WRITTEN INSTRUCTION:
For the material that follows, list every line containing the word "Benjamin".

====

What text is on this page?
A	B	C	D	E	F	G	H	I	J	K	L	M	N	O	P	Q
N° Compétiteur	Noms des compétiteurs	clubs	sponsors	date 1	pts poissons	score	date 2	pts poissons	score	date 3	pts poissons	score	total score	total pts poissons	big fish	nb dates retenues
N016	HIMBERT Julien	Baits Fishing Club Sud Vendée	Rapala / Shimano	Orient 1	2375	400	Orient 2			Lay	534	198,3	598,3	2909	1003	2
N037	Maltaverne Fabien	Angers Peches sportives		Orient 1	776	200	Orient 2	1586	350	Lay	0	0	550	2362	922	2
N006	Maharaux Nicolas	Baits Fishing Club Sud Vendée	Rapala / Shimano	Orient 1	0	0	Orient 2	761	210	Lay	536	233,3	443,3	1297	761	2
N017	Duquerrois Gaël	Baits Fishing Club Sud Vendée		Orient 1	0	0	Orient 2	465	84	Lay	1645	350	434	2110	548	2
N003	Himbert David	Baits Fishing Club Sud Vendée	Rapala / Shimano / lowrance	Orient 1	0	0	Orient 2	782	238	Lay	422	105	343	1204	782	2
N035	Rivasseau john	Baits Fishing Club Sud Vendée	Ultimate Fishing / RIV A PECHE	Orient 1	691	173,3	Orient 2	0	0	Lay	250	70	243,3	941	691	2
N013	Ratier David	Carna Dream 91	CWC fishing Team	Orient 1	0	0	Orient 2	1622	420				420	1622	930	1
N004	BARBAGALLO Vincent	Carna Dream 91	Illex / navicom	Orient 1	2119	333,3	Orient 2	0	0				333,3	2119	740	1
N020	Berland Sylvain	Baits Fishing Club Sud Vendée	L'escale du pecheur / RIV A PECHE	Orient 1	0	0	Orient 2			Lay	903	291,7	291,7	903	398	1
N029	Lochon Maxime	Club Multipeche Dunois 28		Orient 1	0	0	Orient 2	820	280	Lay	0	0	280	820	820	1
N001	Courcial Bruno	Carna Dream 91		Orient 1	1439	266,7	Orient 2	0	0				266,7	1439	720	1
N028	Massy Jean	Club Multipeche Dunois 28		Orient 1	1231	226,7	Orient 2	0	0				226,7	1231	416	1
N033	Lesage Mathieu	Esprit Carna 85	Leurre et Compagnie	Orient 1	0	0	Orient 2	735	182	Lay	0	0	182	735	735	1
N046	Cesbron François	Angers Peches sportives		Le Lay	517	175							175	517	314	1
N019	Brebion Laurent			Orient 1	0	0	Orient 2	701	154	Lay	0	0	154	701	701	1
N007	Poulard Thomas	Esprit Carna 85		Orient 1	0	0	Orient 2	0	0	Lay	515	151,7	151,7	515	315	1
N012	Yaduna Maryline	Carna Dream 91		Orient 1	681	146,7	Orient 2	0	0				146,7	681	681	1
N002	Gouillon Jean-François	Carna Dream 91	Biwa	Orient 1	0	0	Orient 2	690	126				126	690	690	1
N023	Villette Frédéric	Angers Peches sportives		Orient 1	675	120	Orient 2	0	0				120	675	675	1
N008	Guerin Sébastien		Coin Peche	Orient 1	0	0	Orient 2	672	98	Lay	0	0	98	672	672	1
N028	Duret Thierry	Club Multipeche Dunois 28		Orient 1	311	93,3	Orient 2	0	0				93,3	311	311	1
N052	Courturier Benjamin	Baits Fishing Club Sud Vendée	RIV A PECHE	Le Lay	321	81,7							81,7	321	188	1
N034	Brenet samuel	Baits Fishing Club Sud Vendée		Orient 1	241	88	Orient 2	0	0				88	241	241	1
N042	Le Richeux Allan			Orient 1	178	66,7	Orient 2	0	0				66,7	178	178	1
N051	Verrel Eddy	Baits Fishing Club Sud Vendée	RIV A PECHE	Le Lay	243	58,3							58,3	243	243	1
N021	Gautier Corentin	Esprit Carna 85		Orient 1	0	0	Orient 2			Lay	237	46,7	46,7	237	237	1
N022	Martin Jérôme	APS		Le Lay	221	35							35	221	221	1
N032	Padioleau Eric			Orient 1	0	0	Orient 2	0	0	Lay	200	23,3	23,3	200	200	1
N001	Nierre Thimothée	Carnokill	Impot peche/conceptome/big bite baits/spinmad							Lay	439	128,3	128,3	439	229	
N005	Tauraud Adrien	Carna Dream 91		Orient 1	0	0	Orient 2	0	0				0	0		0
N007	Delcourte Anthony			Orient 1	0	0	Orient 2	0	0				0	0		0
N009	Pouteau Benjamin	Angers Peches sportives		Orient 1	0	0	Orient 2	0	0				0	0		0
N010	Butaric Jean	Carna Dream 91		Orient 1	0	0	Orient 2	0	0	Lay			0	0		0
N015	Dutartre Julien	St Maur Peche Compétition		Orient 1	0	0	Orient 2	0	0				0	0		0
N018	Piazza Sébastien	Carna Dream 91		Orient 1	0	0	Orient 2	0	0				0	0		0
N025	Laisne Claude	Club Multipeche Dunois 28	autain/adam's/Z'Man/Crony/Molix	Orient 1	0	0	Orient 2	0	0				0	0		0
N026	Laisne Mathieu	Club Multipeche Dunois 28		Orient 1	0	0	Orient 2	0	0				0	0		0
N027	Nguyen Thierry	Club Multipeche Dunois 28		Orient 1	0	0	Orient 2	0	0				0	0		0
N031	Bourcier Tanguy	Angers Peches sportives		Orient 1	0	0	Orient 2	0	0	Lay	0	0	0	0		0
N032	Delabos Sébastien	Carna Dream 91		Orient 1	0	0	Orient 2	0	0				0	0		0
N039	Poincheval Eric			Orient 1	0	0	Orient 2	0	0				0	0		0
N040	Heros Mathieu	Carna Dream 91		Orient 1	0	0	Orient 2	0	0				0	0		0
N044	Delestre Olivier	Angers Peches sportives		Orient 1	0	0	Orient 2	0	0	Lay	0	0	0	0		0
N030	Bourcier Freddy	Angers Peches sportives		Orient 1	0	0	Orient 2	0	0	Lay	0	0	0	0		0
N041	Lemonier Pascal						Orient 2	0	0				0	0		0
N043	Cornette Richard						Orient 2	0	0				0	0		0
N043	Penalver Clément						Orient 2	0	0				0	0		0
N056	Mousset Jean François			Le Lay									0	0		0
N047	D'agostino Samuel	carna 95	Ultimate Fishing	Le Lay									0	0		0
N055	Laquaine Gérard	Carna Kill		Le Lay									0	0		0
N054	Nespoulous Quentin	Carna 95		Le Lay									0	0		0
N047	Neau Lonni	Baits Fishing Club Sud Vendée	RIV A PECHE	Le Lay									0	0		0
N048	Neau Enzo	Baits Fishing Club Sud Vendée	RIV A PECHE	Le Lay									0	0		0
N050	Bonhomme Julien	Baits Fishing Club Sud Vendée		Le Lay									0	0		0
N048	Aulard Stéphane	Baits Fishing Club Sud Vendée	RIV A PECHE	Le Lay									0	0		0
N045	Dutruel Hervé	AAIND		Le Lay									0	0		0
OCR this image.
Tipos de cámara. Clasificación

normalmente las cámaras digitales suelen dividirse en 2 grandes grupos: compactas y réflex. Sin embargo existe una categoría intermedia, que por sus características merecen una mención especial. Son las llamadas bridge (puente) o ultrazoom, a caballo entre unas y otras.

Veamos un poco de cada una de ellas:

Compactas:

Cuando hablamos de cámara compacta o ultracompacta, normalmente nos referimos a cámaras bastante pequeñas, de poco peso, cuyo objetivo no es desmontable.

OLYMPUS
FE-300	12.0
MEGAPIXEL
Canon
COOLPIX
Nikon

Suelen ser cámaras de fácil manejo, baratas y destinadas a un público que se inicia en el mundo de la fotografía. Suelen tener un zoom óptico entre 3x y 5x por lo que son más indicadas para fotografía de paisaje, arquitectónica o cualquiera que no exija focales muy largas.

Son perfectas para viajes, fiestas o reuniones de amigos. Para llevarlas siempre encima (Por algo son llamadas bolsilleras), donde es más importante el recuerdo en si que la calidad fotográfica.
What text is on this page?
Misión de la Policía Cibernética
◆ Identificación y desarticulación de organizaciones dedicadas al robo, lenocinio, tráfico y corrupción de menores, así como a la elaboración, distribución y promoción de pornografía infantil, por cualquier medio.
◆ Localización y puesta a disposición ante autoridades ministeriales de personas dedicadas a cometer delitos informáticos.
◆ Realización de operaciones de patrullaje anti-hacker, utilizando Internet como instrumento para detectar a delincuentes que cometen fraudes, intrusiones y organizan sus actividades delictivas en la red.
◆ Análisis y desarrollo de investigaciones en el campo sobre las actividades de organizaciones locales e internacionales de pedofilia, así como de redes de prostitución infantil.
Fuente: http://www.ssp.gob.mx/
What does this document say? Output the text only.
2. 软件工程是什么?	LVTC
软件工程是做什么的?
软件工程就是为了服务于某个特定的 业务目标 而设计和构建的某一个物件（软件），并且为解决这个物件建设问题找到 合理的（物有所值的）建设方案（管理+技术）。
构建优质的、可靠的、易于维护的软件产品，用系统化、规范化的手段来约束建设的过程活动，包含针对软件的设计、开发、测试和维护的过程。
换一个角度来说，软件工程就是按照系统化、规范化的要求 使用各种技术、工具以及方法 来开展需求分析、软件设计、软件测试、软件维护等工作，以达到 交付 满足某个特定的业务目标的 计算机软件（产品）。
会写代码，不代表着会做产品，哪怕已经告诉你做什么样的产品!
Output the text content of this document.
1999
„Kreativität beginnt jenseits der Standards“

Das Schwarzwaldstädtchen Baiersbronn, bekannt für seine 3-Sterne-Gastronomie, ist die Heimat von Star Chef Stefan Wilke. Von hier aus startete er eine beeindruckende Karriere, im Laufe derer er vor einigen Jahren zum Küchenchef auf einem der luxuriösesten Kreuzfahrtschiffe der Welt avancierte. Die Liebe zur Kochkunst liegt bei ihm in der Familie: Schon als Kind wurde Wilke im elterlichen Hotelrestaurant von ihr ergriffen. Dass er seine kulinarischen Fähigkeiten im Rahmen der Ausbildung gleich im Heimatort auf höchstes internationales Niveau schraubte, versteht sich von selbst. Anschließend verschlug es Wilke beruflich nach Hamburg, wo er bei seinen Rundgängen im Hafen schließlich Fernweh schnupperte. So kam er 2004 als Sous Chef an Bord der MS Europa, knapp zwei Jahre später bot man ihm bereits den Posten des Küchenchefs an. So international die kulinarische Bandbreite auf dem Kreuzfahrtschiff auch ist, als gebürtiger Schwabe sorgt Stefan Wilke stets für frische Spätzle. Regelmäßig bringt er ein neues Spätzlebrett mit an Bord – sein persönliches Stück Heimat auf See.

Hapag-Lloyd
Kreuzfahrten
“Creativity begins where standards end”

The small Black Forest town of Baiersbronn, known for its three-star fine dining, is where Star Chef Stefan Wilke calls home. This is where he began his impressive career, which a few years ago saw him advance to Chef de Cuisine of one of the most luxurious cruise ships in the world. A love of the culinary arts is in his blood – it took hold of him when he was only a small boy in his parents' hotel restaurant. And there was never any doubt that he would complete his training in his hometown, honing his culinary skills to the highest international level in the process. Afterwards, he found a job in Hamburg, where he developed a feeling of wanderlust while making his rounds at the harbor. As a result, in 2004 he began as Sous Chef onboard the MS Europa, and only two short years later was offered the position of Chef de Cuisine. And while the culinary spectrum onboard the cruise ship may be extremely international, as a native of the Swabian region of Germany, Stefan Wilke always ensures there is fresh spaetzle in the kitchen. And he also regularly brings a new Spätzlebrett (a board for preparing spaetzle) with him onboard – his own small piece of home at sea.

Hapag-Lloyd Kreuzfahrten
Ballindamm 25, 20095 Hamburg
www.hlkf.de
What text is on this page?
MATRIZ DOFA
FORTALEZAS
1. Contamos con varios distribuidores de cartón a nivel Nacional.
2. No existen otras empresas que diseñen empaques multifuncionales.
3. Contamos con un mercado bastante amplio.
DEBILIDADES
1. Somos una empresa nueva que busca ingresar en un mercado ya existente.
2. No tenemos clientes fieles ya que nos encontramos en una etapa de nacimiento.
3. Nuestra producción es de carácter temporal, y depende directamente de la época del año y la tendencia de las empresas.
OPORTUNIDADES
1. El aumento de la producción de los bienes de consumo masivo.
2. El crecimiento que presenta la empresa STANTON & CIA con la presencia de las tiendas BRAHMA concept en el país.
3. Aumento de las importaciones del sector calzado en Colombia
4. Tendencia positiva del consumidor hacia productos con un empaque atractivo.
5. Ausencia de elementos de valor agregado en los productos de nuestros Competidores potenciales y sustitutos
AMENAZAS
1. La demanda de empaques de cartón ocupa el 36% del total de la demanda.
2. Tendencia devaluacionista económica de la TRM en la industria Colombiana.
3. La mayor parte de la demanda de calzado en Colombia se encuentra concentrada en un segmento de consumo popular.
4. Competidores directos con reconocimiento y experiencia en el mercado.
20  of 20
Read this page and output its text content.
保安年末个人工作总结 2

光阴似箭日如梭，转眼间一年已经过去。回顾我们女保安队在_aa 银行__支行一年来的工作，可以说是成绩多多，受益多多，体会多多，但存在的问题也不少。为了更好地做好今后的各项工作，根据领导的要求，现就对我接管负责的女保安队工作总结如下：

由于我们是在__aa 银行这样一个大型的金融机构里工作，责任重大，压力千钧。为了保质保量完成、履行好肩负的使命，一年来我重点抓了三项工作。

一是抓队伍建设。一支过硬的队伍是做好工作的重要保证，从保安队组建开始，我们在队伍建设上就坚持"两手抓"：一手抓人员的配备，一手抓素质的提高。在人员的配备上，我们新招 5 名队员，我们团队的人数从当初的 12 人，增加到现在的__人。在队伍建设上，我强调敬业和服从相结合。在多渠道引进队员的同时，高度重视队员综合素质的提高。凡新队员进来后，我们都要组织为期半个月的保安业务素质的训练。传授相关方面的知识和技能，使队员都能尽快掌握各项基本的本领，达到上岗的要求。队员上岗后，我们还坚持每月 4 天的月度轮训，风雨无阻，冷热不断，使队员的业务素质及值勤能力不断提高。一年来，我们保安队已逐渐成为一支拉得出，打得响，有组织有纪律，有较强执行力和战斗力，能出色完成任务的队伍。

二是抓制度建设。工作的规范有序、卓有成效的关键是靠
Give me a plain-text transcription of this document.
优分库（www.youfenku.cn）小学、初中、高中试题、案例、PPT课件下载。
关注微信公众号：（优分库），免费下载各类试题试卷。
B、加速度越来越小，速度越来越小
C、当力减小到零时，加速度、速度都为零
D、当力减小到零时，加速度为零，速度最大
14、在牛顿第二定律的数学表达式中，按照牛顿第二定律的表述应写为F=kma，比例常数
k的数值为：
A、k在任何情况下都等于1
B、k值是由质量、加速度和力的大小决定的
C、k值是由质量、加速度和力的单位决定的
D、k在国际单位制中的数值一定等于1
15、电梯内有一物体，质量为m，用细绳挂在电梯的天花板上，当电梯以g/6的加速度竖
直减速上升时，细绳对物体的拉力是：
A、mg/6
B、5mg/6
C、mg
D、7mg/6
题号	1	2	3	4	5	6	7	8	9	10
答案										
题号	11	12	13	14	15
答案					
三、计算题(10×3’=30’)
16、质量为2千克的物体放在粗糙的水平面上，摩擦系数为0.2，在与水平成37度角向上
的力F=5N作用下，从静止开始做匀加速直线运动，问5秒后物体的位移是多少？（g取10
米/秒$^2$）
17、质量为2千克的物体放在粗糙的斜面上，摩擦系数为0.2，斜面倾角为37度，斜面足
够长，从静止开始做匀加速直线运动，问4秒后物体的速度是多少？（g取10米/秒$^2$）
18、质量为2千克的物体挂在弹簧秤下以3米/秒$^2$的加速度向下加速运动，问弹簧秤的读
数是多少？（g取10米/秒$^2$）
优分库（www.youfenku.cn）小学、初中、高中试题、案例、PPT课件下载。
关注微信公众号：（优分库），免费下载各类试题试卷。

====

RESULT BELOW:
N052	Courturier Benjamin	Baits Fishing Club Sud Vendée	RIV A PECHE	Le Lay	321	81,7							81,7	321	188	1
N009	Pouteau Benjamin	Angers Peches sportives		Orient 1	0	0	Orient 2	0	0				0	0		0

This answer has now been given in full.